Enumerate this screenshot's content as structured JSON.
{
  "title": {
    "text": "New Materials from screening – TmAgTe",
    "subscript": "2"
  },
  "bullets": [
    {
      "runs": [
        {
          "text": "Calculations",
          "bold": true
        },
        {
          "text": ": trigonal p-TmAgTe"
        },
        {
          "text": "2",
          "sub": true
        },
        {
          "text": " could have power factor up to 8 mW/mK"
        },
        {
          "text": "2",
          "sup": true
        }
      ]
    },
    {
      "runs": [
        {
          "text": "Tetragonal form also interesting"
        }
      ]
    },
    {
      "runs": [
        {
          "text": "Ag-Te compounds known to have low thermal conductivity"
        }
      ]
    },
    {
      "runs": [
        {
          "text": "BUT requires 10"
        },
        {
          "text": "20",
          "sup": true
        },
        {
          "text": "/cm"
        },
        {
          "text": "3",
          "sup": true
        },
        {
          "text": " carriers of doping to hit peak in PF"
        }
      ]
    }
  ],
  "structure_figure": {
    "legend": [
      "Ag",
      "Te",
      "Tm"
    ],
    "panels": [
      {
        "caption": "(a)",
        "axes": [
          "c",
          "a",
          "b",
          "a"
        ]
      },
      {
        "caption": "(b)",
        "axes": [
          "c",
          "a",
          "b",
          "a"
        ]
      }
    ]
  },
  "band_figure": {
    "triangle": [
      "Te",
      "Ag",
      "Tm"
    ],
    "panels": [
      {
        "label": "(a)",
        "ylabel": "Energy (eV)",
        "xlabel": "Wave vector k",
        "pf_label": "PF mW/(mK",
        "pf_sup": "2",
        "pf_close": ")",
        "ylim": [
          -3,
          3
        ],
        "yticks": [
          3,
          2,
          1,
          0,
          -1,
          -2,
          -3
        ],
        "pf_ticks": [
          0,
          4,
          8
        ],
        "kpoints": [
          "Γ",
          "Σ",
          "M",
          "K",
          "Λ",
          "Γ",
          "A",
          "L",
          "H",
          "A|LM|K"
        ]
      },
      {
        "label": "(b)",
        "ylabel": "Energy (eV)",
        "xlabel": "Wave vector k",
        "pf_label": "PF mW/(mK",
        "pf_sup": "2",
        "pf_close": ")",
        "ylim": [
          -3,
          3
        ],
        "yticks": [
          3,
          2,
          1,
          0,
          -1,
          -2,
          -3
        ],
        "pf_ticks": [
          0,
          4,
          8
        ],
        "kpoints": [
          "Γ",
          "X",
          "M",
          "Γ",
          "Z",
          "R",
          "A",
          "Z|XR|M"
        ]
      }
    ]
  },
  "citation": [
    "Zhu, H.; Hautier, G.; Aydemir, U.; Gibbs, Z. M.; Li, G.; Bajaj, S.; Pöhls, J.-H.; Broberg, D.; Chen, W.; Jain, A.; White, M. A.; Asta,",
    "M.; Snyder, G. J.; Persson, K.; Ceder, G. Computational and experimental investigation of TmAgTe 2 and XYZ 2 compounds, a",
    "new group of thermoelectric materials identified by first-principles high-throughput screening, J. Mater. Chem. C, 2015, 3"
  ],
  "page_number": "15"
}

PROBLEM REQUIREMENTS: Restate the whole listing exactly, leaving out nothing.

REPLY:
Enumerate this screenshot's content as structured JSON.
{
  "title": {
    "text": "New Materials from screening – TmAgTe",
    "subscript": "2"
  },
  "bullets": [
    {
      "runs": [
        {
          "text": "Calculations",
          "bold": true
        },
        {
          "text": ": trigonal p-TmAgTe"
        },
        {
          "text": "2",
          "sub": true
        },
        {
          "text": " could have power factor up to 8 mW/mK"
        },
        {
          "text": "2",
          "sup": true
        }
      ]
    },
    {
      "runs": [
        {
          "text": "Tetragonal form also interesting"
        }
      ]
    },
    {
      "runs": [
        {
          "text": "Ag-Te compounds known to have low thermal conductivity"
        }
      ]
    },
    {
      "runs": [
        {
          "text": "BUT requires 10"
        },
        {
          "text": "20",
          "sup": true
        },
        {
          "text": "/cm"
        },
        {
          "text": "3",
          "sup": true
        },
        {
          "text": " carriers of doping to hit peak in PF"
        }
      ]
    }
  ],
  "structure_figure": {
    "legend": [
      "Ag",
      "Te",
      "Tm"
    ],
    "panels": [
      {
        "caption": "(a)",
        "axes": [
          "c",
          "a",
          "b",
          "a"
        ]
      },
      {
        "caption": "(b)",
        "axes": [
          "c",
          "a",
          "b",
          "a"
        ]
      }
    ]
  },
  "band_figure": {
    "triangle": [
      "Te",
      "Ag",
      "Tm"
    ],
    "panels": [
      {
        "label": "(a)",
        "ylabel": "Energy (eV)",
        "xlabel": "Wave vector k",
        "pf_label": "PF mW/(mK",
        "pf_sup": "2",
        "pf_close": ")",
        "ylim": [
          -3,
          3
        ],
        "yticks": [
          3,
          2,
          1,
          0,
          -1,
          -2,
          -3
        ],
        "pf_ticks": [
          0,
          4,
          8
        ],
        "kpoints": [
          "Γ",
          "Σ",
          "M",
          "K",
          "Λ",
          "Γ",
          "A",
          "L",
          "H",
          "A|LM|K"
        ]
      },
      {
        "label": "(b)",
        "ylabel": "Energy (eV)",
        "xlabel": "Wave vector k",
        "pf_label": "PF mW/(mK",
        "pf_sup": "2",
        "pf_close": ")",
        "ylim": [
          -3,
          3
        ],
        "yticks": [
          3,
          2,
          1,
          0,
          -1,
          -2,
          -3
        ],
        "pf_ticks": [
          0,
          4,
          8
        ],
        "kpoints": [
          "Γ",
          "X",
          "M",
          "Γ",
          "Z",
          "R",
          "A",
          "Z|XR|M"
        ]
      }
    ]
  },
  "citation": [
    "Zhu, H.; Hautier, G.; Aydemir, U.; Gibbs, Z. M.; Li, G.; Bajaj, S.; Pöhls, J.-H.; Broberg, D.; Chen, W.; Jain, A.; White, M. A.; Asta,",
    "M.; Snyder, G. J.; Persson, K.; Ceder, G. Computational and experimental investigation of TmAgTe 2 and XYZ 2 compounds, a",
    "new group of thermoelectric materials identified by first-principles high-throughput screening, J. Mater. Chem. C, 2015, 3"
  ],
  "page_number": "15"
}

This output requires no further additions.